Region and label listings:
◆ ◆ ◆

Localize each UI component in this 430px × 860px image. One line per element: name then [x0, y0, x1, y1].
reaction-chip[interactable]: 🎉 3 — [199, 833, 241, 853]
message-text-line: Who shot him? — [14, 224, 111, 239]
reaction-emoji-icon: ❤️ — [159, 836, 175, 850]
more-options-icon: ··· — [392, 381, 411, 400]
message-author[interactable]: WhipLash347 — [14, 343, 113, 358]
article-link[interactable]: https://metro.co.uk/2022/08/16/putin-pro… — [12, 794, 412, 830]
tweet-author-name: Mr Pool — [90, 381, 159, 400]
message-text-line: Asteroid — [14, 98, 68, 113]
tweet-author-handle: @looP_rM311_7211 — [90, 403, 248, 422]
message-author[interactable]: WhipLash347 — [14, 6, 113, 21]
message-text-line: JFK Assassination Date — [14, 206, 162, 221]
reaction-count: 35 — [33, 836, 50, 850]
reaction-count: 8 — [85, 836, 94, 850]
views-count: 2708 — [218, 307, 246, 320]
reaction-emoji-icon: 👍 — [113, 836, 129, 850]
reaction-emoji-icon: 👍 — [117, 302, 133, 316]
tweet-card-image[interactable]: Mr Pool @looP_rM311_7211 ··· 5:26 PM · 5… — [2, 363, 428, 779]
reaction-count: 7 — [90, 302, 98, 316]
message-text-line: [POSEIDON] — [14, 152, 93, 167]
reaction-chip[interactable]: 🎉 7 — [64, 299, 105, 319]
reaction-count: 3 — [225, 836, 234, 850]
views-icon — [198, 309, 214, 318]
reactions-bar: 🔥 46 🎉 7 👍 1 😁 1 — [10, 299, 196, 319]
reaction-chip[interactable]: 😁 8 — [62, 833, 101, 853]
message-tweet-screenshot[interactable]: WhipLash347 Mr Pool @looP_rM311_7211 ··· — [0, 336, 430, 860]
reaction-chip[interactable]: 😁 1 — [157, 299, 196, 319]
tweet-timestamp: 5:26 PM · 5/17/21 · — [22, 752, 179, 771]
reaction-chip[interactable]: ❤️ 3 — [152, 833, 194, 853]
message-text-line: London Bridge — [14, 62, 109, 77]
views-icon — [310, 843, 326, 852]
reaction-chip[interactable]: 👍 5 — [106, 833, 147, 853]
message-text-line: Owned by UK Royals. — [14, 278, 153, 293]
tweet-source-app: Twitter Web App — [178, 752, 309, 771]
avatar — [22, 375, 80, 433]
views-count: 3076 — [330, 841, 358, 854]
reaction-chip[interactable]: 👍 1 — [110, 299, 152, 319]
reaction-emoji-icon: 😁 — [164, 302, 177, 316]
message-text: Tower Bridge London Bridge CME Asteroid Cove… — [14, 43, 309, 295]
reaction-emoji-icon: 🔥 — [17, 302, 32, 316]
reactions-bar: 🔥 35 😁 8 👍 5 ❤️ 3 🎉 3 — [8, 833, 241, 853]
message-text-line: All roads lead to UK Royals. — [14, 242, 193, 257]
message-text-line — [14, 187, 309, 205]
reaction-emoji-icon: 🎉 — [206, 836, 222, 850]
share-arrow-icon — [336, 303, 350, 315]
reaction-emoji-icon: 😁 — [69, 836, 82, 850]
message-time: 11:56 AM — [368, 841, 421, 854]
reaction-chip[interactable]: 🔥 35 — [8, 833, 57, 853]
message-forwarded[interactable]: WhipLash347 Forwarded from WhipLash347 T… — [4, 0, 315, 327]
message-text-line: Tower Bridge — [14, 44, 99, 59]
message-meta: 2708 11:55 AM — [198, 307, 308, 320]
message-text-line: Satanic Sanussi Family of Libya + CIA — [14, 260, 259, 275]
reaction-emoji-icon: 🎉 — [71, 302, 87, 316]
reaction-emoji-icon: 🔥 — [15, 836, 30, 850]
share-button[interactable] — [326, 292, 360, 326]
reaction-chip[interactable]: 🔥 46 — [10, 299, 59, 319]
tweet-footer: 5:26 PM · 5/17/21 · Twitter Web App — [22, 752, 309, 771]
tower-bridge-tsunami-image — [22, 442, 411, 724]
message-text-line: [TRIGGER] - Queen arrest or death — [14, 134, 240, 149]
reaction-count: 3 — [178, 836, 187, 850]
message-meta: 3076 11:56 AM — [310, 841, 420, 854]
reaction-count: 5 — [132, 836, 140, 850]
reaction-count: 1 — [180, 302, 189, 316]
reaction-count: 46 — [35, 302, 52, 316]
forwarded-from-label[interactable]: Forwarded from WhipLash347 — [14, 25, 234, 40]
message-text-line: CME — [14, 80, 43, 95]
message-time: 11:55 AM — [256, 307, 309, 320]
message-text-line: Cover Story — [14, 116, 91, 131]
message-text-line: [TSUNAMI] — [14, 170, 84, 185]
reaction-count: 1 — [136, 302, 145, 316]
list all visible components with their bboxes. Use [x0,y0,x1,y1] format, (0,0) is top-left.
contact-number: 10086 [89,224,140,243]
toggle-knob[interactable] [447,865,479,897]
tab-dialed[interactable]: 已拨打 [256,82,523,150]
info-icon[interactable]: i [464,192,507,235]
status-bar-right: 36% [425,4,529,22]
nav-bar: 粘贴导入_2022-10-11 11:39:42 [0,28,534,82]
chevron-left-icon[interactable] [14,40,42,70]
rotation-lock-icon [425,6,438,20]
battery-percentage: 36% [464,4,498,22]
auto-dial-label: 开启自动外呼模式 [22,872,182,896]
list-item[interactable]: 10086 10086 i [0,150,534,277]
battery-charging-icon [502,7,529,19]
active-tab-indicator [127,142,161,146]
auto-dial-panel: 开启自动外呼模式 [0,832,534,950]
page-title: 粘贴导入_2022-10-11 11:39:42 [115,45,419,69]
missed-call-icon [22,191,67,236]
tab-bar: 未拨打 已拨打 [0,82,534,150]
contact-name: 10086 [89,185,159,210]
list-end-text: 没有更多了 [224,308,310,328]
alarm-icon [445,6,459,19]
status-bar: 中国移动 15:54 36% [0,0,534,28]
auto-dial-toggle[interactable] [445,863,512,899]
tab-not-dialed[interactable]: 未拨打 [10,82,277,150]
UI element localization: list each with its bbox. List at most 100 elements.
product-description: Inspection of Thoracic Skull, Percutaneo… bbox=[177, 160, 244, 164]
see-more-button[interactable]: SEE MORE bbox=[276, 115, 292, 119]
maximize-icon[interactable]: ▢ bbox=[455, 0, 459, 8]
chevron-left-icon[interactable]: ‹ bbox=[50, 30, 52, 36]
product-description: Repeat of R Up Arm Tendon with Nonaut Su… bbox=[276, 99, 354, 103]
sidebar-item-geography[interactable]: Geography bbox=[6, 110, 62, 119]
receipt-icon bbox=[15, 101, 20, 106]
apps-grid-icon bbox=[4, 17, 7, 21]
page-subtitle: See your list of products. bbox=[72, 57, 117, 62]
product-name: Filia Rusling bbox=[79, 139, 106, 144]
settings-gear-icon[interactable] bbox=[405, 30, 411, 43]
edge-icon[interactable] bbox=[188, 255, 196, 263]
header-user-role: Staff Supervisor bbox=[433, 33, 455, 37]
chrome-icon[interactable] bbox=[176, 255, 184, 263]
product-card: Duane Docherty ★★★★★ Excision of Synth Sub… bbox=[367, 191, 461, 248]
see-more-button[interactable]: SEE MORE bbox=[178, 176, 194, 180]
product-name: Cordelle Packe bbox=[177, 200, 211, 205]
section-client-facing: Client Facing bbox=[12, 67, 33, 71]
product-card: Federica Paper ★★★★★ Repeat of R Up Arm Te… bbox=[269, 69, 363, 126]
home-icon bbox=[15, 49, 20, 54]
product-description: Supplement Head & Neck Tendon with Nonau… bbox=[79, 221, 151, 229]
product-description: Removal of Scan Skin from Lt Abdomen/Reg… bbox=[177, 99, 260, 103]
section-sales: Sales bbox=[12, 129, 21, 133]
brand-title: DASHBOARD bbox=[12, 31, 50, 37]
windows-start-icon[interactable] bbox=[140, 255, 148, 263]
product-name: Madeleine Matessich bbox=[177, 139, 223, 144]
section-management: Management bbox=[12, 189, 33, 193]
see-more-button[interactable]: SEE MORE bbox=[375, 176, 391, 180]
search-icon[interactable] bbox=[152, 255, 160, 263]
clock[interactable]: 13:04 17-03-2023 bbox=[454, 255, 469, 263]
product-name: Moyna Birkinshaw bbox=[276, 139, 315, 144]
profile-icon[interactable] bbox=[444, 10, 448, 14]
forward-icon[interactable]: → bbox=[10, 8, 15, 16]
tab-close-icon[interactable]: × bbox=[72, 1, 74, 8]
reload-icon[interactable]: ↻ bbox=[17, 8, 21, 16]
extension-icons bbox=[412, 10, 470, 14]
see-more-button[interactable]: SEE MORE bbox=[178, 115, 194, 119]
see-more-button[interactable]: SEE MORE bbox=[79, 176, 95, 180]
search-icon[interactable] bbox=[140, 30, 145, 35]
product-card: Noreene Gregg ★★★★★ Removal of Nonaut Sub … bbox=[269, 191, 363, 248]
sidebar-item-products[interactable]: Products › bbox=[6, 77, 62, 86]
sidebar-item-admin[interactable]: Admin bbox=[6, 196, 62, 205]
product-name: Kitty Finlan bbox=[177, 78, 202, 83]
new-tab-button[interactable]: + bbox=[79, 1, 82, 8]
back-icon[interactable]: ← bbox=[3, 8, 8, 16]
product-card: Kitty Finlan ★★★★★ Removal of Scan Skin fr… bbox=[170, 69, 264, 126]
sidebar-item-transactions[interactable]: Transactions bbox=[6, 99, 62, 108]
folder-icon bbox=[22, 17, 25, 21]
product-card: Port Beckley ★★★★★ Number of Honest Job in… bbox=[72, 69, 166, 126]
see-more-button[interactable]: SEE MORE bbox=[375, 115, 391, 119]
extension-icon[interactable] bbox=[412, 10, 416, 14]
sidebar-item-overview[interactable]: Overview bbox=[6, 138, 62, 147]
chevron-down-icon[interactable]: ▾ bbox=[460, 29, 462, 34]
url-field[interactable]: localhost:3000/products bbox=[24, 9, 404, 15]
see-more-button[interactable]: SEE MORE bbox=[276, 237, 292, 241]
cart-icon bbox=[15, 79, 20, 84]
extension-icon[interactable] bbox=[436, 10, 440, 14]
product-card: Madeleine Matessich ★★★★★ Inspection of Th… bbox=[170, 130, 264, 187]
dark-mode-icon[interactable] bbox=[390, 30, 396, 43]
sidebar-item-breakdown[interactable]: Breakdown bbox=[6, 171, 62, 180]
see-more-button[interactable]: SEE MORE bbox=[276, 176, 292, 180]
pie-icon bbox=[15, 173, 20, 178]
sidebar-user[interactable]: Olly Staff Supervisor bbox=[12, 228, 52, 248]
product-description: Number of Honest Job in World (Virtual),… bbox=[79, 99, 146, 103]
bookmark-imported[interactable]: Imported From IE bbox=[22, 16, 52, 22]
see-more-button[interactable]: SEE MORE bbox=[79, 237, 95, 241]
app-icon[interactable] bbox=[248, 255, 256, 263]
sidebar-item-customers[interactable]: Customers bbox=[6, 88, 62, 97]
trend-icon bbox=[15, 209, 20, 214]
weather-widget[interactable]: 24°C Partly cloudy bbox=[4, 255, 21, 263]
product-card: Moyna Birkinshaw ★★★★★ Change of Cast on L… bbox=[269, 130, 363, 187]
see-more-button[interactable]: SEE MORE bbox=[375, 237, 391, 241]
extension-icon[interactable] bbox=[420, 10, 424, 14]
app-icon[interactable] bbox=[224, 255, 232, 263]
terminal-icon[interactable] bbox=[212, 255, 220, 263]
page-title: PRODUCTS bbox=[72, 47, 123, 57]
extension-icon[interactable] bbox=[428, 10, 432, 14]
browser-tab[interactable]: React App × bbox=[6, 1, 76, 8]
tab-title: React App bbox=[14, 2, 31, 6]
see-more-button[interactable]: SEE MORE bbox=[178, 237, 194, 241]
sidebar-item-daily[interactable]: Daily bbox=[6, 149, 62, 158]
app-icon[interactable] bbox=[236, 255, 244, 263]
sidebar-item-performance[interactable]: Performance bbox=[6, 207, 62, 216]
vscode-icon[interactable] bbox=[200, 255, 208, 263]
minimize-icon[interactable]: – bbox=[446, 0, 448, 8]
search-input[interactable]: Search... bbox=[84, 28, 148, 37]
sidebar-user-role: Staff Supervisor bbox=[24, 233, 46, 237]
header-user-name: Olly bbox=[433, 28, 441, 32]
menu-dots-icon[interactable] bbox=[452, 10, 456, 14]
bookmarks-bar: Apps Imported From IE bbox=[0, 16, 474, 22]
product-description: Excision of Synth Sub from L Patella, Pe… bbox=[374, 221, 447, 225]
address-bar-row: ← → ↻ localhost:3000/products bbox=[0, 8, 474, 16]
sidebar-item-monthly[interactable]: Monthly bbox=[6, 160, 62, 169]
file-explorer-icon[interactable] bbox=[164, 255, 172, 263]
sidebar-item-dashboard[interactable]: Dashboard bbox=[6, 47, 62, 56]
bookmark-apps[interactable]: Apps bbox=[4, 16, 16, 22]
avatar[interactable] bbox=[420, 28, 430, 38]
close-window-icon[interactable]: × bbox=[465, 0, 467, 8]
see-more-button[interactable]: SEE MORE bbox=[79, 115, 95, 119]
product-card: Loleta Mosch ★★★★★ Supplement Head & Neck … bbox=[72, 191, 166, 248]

◆ ◆ ◆

## Description of the task
Rewrite the stretch of the listing from its start through the line containing "message-author[interactable]: WhipLash347 — [14, 6, 113, 21]", changing "Localize" to "Locate" and leaving everything else as it stands.

## Task output
Locate each UI component in this 430px × 860px image. One line per element: name then [x0, y0, x1, y1].
reaction-chip[interactable]: 🎉 3 — [199, 833, 241, 853]
message-text-line: Who shot him? — [14, 224, 111, 239]
reaction-emoji-icon: ❤️ — [159, 836, 175, 850]
more-options-icon: ··· — [392, 381, 411, 400]
message-author[interactable]: WhipLash347 — [14, 343, 113, 358]
article-link[interactable]: https://metro.co.uk/2022/08/16/putin-pro… — [12, 794, 412, 830]
tweet-author-name: Mr Pool — [90, 381, 159, 400]
message-text-line: Asteroid — [14, 98, 68, 113]
tweet-author-handle: @looP_rM311_7211 — [90, 403, 248, 422]
message-author[interactable]: WhipLash347 — [14, 6, 113, 21]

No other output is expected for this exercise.